[Aim]: Reproduce the full listing below unchanged, apart from the pictures.

(Dataset items)

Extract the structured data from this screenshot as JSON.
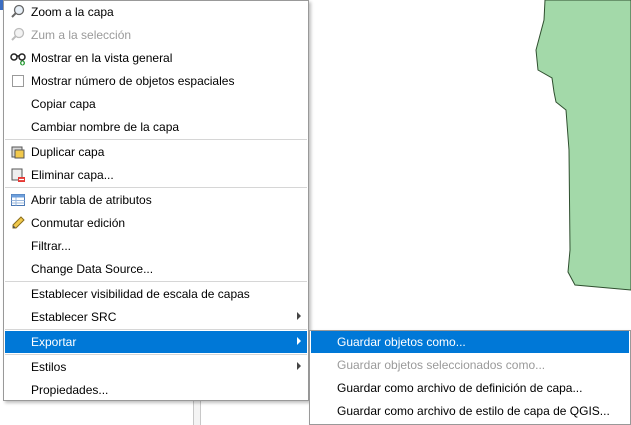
{
  "colors": {
    "highlight": "#0078d7",
    "map_fill": "#a3d9a9",
    "disabled_text": "#9a9a9a"
  },
  "context_menu": {
    "items": [
      {
        "label": "Zoom a la capa",
        "icon": "zoom-layer-icon"
      },
      {
        "label": "Zum a la selección",
        "icon": "zoom-selection-icon",
        "disabled": true
      },
      {
        "label": "Mostrar en la vista general",
        "icon": "overview-glasses-icon"
      },
      {
        "label": "Mostrar número de objetos espaciales",
        "icon": "checkbox-icon"
      },
      {
        "label": "Copiar capa"
      },
      {
        "label": "Cambiar nombre de la capa"
      },
      {
        "label": "Duplicar capa",
        "icon": "duplicate-layer-icon"
      },
      {
        "label": "Eliminar capa...",
        "icon": "remove-layer-icon"
      },
      {
        "label": "Abrir tabla de atributos",
        "icon": "attribute-table-icon"
      },
      {
        "label": "Conmutar edición",
        "icon": "pencil-icon"
      },
      {
        "label": "Filtrar..."
      },
      {
        "label": "Change Data Source..."
      },
      {
        "label": "Establecer visibilidad de escala de capas"
      },
      {
        "label": "Establecer SRC",
        "submenu": true
      },
      {
        "label": "Exportar",
        "submenu": true,
        "highlighted": true
      },
      {
        "label": "Estilos",
        "submenu": true
      },
      {
        "label": "Propiedades..."
      }
    ]
  },
  "export_submenu": {
    "items": [
      {
        "label": "Guardar objetos como...",
        "highlighted": true
      },
      {
        "label": "Guardar objetos seleccionados como...",
        "disabled": true
      },
      {
        "label": "Guardar como archivo de definición de capa..."
      },
      {
        "label": "Guardar como archivo de estilo de capa de QGIS..."
      }
    ]
  }
}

[Task solution]:
Extract the structured data from this screenshot as JSON.
{
  "colors": {
    "highlight": "#0078d7",
    "map_fill": "#a3d9a9",
    "disabled_text": "#9a9a9a"
  },
  "context_menu": {
    "items": [
      {
        "label": "Zoom a la capa",
        "icon": "zoom-layer-icon"
      },
      {
        "label": "Zum a la selección",
        "icon": "zoom-selection-icon",
        "disabled": true
      },
      {
        "label": "Mostrar en la vista general",
        "icon": "overview-glasses-icon"
      },
      {
        "label": "Mostrar número de objetos espaciales",
        "icon": "checkbox-icon"
      },
      {
        "label": "Copiar capa"
      },
      {
        "label": "Cambiar nombre de la capa"
      },
      {
        "label": "Duplicar capa",
        "icon": "duplicate-layer-icon"
      },
      {
        "label": "Eliminar capa...",
        "icon": "remove-layer-icon"
      },
      {
        "label": "Abrir tabla de atributos",
        "icon": "attribute-table-icon"
      },
      {
        "label": "Conmutar edición",
        "icon": "pencil-icon"
      },
      {
        "label": "Filtrar..."
      },
      {
        "label": "Change Data Source..."
      },
      {
        "label": "Establecer visibilidad de escala de capas"
      },
      {
        "label": "Establecer SRC",
        "submenu": true
      },
      {
        "label": "Exportar",
        "submenu": true,
        "highlighted": true
      },
      {
        "label": "Estilos",
        "submenu": true
      },
      {
        "label": "Propiedades..."
      }
    ]
  },
  "export_submenu": {
    "items": [
      {
        "label": "Guardar objetos como...",
        "highlighted": true
      },
      {
        "label": "Guardar objetos seleccionados como...",
        "disabled": true
      },
      {
        "label": "Guardar como archivo de definición de capa..."
      },
      {
        "label": "Guardar como archivo de estilo de capa de QGIS..."
      }
    ]
  }
}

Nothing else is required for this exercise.